- _Task statement_:
Copy the records below exactly, omitting any pictures they contain.

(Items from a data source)

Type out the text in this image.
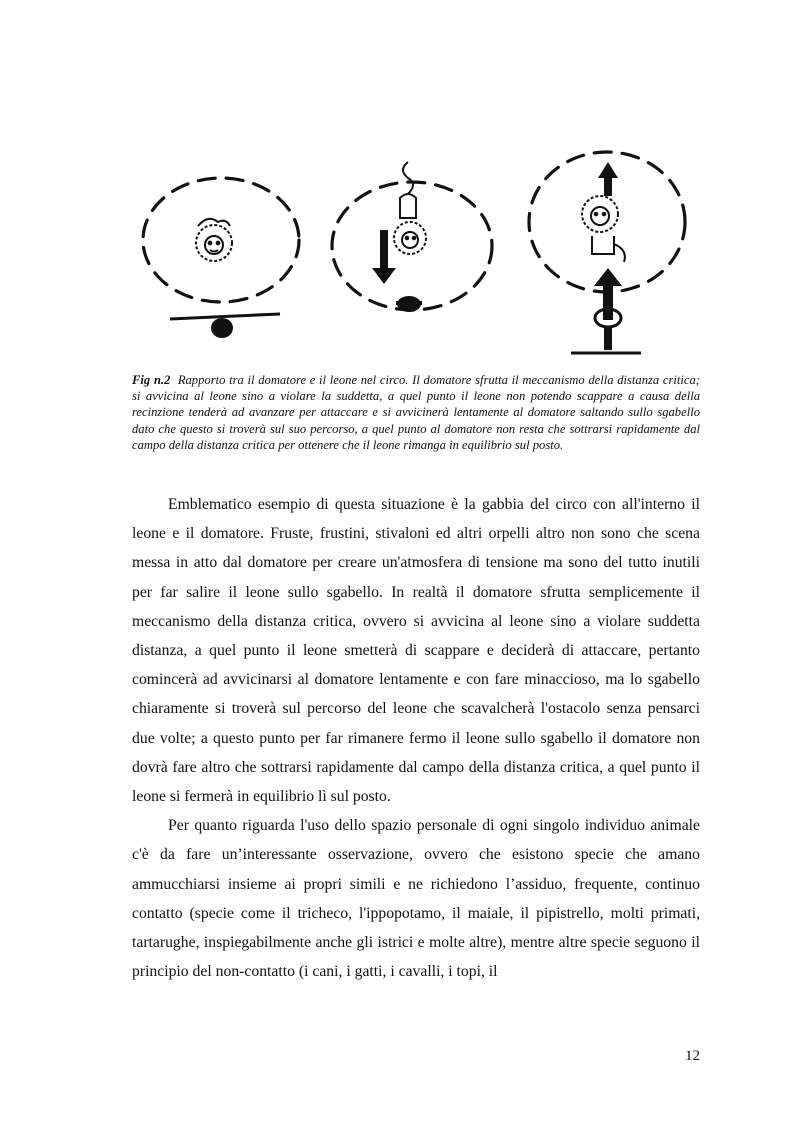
Fig n.2 Rapporto tra il domatore e il leone nel circo. Il domatore sfrutta il meccanismo della distanza critica; si avvicina al leone sino a violare la suddetta, a quel punto il leone non potendo scappare a causa della recinzione tenderà ad avanzare per attaccare e si avvicinerà lentamente al domatore saltando sullo sgabello dato che questo si troverà sul suo percorso, a quel punto al domatore non resta che sottrarsi rapidamente dal campo della distanza critica per ottenere che il leone rimanga in equilibrio sul posto.

Emblematico esempio di questa situazione è la gabbia del circo con all'interno il leone e il domatore. Fruste, frustini, stivaloni ed altri orpelli altro non sono che scena messa in atto dal domatore per creare un'atmosfera di tensione ma sono del tutto inutili per far salire il leone sullo sgabello. In realtà il domatore sfrutta semplicemente il meccanismo della distanza critica, ovvero si avvicina al leone sino a violare suddetta distanza, a quel punto il leone smetterà di scappare e deciderà di attaccare, pertanto comincerà ad avvicinarsi al domatore lentamente e con fare minaccioso, ma lo sgabello chiaramente si troverà sul percorso del leone che scavalcherà l'ostacolo senza pensarci due volte; a questo punto per far rimanere fermo il leone sullo sgabello il domatore non dovrà fare altro che sottrarsi rapidamente dal campo della distanza critica, a quel punto il leone si fermerà in equilibrio lì sul posto.

Per quanto riguarda l'uso dello spazio personale di ogni singolo individuo animale c'è da fare un’interessante osservazione, ovvero che esistono specie che amano ammucchiarsi insieme ai propri simili e ne richiedono l’assiduo, frequente, continuo contatto (specie come il tricheco, l'ippopotamo, il maiale, il pipistrello, molti primati, tartarughe, inspiegabilmente anche gli istrici e molte altre), mentre altre specie seguono il principio del non-contatto (i cani, i gatti, i cavalli, i topi, il

12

- _Output for this exercise_:
Type out the text in this image.
Fig n.2 Rapporto tra il domatore e il leone nel circo. Il domatore sfrutta il meccanismo della distanza critica; si avvicina al leone sino a violare la suddetta, a quel punto il leone non potendo scappare a causa della recinzione tenderà ad avanzare per attaccare e si avvicinerà lentamente al domatore saltando sullo sgabello dato che questo si troverà sul suo percorso, a quel punto al domatore non resta che sottrarsi rapidamente dal campo della distanza critica per ottenere che il leone rimanga in equilibrio sul posto.

Emblematico esempio di questa situazione è la gabbia del circo con all'interno il leone e il domatore. Fruste, frustini, stivaloni ed altri orpelli altro non sono che scena messa in atto dal domatore per creare un'atmosfera di tensione ma sono del tutto inutili per far salire il leone sullo sgabello. In realtà il domatore sfrutta semplicemente il meccanismo della distanza critica, ovvero si avvicina al leone sino a violare suddetta distanza, a quel punto il leone smetterà di scappare e deciderà di attaccare, pertanto comincerà ad avvicinarsi al domatore lentamente e con fare minaccioso, ma lo sgabello chiaramente si troverà sul percorso del leone che scavalcherà l'ostacolo senza pensarci due volte; a questo punto per far rimanere fermo il leone sullo sgabello il domatore non dovrà fare altro che sottrarsi rapidamente dal campo della distanza critica, a quel punto il leone si fermerà in equilibrio lì sul posto.

Per quanto riguarda l'uso dello spazio personale di ogni singolo individuo animale c'è da fare un’interessante osservazione, ovvero che esistono specie che amano ammucchiarsi insieme ai propri simili e ne richiedono l’assiduo, frequente, continuo contatto (specie come il tricheco, l'ippopotamo, il maiale, il pipistrello, molti primati, tartarughe, inspiegabilmente anche gli istrici e molte altre), mentre altre specie seguono il principio del non-contatto (i cani, i gatti, i cavalli, i topi, il

12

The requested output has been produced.